- DATA TO PROCESS
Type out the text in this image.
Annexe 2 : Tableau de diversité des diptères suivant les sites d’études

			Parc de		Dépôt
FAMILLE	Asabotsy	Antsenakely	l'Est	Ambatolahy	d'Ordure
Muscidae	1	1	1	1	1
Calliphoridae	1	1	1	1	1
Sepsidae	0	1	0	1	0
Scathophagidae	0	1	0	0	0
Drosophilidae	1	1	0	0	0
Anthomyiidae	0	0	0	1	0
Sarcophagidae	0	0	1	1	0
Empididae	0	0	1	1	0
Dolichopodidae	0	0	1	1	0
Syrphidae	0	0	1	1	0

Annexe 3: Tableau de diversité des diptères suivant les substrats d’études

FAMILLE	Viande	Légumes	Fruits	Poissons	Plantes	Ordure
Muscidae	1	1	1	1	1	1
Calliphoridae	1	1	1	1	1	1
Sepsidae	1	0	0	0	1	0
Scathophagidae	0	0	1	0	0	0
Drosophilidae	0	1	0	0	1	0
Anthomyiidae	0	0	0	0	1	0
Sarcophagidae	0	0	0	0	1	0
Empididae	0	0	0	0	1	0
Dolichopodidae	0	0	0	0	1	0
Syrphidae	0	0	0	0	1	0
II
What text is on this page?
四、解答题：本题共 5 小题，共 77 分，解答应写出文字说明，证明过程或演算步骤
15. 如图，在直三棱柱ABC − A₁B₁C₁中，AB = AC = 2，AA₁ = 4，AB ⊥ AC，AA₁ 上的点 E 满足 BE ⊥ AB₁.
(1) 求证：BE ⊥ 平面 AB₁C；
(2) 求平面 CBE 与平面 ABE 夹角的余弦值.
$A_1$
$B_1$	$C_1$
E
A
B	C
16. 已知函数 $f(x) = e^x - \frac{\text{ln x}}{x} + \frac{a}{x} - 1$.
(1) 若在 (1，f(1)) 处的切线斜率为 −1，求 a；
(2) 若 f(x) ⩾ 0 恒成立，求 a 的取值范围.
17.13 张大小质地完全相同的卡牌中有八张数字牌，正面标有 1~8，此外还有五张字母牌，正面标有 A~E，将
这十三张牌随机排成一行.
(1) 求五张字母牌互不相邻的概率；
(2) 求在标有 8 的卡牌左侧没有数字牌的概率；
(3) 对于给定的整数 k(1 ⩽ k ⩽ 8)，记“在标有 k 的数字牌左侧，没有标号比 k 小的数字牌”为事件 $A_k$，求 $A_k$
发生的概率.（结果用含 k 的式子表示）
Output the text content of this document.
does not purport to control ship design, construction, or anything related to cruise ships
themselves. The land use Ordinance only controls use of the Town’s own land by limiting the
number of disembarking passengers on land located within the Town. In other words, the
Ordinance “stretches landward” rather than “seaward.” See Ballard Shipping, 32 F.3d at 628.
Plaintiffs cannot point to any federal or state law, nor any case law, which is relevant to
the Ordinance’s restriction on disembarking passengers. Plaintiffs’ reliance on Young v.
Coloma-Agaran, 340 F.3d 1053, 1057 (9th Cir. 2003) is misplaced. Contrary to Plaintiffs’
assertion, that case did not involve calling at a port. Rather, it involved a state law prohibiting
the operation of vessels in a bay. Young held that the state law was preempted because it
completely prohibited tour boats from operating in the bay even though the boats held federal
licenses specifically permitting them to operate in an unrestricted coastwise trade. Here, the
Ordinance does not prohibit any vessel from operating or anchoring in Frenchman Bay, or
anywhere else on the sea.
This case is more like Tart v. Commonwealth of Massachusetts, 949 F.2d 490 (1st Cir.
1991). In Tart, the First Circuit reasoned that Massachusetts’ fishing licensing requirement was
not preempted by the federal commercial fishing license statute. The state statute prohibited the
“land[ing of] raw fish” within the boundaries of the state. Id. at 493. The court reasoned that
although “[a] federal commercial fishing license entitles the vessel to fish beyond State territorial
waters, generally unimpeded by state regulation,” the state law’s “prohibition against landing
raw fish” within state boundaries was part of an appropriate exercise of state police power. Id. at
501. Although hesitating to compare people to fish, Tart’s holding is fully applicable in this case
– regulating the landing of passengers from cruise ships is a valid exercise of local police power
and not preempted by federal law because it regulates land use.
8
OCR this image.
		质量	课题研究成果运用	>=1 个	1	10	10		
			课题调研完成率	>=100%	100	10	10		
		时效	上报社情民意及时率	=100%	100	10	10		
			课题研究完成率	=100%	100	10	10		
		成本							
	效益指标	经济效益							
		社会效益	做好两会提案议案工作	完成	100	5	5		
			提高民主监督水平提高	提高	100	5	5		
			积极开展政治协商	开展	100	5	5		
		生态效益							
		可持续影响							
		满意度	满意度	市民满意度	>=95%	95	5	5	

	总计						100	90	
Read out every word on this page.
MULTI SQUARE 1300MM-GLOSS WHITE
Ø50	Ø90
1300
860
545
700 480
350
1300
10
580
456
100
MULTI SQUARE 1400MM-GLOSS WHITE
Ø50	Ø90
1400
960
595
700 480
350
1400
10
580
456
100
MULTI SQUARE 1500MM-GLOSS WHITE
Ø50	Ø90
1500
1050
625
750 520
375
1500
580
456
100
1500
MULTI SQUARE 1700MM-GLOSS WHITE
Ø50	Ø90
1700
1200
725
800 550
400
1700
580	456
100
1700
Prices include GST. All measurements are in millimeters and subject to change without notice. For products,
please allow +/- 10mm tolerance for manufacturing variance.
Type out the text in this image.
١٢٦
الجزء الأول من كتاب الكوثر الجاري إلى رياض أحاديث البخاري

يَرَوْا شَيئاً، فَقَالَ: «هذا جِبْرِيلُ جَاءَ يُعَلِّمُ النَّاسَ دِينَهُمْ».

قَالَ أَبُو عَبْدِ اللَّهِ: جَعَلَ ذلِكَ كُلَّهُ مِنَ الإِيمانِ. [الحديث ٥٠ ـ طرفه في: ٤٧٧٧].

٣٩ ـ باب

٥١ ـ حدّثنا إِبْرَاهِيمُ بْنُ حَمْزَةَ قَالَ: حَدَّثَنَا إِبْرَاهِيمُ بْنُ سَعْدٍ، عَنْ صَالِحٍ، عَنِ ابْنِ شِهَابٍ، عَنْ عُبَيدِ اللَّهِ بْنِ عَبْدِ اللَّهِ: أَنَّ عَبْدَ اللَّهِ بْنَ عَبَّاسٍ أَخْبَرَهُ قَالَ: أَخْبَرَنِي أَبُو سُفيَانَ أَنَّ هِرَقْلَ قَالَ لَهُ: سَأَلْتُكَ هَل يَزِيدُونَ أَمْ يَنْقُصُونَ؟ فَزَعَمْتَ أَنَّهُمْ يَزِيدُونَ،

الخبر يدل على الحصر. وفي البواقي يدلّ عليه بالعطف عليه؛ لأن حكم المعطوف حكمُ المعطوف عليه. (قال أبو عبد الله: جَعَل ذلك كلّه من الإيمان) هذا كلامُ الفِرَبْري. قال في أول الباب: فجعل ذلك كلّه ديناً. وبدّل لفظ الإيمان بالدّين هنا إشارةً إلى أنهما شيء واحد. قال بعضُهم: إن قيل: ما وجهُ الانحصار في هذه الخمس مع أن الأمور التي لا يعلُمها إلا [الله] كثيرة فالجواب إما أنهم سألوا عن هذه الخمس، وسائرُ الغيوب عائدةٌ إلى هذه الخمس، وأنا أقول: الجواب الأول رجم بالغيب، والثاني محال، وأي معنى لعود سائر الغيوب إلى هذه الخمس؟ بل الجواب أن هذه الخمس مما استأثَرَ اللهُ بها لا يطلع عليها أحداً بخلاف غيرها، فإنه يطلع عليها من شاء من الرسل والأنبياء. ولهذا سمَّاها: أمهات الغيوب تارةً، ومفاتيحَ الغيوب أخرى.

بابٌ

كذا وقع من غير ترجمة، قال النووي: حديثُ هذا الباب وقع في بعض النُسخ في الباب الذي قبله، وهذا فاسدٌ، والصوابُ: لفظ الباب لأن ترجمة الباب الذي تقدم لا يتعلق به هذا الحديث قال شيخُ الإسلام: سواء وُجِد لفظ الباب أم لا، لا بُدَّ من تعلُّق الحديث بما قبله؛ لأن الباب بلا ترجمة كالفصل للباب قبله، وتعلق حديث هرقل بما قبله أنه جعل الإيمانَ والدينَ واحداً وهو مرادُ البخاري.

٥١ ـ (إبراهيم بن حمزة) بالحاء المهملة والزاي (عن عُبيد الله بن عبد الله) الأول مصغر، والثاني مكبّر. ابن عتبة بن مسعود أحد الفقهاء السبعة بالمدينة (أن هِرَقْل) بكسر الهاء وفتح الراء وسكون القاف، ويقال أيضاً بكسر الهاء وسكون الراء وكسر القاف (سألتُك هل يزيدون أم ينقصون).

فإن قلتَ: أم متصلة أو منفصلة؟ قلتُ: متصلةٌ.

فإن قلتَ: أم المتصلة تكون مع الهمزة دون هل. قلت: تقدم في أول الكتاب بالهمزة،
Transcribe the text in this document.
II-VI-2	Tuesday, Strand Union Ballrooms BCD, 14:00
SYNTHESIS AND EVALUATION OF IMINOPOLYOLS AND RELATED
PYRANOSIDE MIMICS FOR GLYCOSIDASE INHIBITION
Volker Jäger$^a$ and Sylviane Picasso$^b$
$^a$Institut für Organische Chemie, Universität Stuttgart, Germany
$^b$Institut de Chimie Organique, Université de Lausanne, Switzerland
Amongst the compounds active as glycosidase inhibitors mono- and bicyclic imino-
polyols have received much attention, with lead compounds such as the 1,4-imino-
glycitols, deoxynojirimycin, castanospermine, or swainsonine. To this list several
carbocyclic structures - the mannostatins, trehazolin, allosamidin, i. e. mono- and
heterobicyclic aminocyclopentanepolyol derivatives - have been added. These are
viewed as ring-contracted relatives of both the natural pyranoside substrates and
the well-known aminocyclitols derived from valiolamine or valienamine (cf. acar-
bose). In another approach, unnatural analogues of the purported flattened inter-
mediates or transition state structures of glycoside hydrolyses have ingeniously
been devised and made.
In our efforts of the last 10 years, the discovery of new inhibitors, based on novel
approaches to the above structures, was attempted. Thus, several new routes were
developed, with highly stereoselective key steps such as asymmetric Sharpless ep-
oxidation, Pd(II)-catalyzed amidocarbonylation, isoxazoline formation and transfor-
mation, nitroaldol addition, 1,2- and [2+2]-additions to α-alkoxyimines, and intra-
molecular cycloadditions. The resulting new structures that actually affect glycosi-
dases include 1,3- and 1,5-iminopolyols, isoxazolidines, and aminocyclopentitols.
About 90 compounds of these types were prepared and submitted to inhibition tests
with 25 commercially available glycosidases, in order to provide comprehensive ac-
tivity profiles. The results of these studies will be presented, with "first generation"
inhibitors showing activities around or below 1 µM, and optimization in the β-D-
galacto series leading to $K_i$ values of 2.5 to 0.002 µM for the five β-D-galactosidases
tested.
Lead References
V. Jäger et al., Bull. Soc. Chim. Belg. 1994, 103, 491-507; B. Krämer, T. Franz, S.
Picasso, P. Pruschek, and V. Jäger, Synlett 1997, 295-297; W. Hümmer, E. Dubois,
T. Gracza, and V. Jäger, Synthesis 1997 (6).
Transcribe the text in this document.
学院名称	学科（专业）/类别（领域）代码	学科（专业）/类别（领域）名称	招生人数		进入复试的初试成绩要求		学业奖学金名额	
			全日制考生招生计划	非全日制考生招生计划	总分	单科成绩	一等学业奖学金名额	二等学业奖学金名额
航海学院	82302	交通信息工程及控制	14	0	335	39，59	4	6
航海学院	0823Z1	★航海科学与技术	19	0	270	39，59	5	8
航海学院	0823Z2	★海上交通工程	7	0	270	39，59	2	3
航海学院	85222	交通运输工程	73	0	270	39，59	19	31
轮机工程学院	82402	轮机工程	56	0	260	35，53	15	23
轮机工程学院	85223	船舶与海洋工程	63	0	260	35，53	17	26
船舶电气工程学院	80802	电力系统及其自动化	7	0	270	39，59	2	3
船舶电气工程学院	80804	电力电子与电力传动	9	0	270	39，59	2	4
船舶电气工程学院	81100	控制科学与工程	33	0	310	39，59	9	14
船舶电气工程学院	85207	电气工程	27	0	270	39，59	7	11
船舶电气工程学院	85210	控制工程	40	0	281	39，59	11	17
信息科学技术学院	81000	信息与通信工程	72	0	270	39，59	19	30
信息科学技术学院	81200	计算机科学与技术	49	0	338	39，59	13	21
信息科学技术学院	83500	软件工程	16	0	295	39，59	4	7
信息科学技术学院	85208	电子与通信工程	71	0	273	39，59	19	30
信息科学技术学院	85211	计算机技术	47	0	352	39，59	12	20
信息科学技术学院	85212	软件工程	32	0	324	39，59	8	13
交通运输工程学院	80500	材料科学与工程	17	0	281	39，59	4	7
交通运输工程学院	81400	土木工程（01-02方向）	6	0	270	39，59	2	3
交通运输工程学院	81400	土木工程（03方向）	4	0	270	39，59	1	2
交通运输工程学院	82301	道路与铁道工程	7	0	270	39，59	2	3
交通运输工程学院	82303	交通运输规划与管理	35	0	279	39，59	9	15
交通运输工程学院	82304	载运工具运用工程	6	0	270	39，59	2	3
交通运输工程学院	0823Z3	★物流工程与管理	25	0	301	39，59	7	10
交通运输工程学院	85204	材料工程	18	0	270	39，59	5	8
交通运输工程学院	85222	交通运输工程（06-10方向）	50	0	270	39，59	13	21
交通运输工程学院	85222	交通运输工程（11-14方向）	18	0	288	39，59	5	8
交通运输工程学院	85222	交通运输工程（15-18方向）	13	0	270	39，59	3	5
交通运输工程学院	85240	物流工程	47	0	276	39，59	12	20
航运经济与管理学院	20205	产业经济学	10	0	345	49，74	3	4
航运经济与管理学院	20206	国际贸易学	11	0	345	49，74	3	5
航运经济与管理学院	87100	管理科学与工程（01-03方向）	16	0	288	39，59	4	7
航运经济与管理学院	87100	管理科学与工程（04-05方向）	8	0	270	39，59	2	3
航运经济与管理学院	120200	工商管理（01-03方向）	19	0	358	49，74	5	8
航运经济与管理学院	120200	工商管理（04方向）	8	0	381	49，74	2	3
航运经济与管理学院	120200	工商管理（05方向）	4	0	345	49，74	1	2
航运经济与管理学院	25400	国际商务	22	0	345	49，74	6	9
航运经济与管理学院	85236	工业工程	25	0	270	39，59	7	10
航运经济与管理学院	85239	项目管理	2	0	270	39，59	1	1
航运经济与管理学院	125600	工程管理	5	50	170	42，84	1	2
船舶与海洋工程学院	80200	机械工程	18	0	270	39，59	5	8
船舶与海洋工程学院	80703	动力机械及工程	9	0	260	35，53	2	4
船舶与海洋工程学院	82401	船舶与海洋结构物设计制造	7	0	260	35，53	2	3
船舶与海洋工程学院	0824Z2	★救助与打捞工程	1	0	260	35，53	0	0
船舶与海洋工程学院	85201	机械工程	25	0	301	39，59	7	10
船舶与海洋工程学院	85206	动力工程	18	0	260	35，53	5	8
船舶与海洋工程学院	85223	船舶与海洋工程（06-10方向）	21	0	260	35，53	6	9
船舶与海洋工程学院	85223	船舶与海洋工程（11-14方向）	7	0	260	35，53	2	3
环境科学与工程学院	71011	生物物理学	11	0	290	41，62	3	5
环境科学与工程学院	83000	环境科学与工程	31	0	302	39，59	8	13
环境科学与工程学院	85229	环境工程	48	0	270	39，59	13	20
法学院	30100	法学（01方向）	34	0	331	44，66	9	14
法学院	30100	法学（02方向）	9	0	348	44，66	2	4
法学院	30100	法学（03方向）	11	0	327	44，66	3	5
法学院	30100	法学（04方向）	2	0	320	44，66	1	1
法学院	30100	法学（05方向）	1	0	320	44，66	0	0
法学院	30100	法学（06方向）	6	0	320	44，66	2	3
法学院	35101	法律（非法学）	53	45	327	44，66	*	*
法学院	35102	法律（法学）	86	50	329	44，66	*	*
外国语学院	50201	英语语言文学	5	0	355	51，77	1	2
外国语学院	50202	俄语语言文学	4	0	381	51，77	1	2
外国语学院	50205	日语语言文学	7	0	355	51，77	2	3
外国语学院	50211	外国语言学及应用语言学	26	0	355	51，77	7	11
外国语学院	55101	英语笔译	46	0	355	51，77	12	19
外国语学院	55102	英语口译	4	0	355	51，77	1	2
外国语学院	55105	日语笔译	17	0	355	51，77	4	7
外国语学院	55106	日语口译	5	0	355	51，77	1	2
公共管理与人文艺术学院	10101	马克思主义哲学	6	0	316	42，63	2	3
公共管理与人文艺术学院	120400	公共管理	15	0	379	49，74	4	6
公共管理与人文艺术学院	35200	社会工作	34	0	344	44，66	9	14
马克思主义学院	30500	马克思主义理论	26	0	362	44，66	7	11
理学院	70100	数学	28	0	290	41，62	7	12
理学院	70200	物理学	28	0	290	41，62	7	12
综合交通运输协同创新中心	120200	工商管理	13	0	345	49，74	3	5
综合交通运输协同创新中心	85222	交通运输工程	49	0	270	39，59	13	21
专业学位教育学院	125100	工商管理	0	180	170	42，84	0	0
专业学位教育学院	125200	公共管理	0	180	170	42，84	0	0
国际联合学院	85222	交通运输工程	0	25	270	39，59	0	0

- YOUR GOAL
Find each line holding the string "البخاري" and copy it out.

- SOLUTION FOR THIS TASK
الجزء الأول من كتاب الكوثر الجاري إلى رياض أحاديث البخاري
كذا وقع من غير ترجمة، قال النووي: حديثُ هذا الباب وقع في بعض النُسخ في الباب الذي قبله، وهذا فاسدٌ، والصوابُ: لفظ الباب لأن ترجمة الباب الذي تقدم لا يتعلق به هذا الحديث قال شيخُ الإسلام: سواء وُجِد لفظ الباب أم لا، لا بُدَّ من تعلُّق الحديث بما قبله؛ لأن الباب بلا ترجمة كالفصل للباب قبله، وتعلق حديث هرقل بما قبله أنه جعل الإيمانَ والدينَ واحداً وهو مرادُ البخاري.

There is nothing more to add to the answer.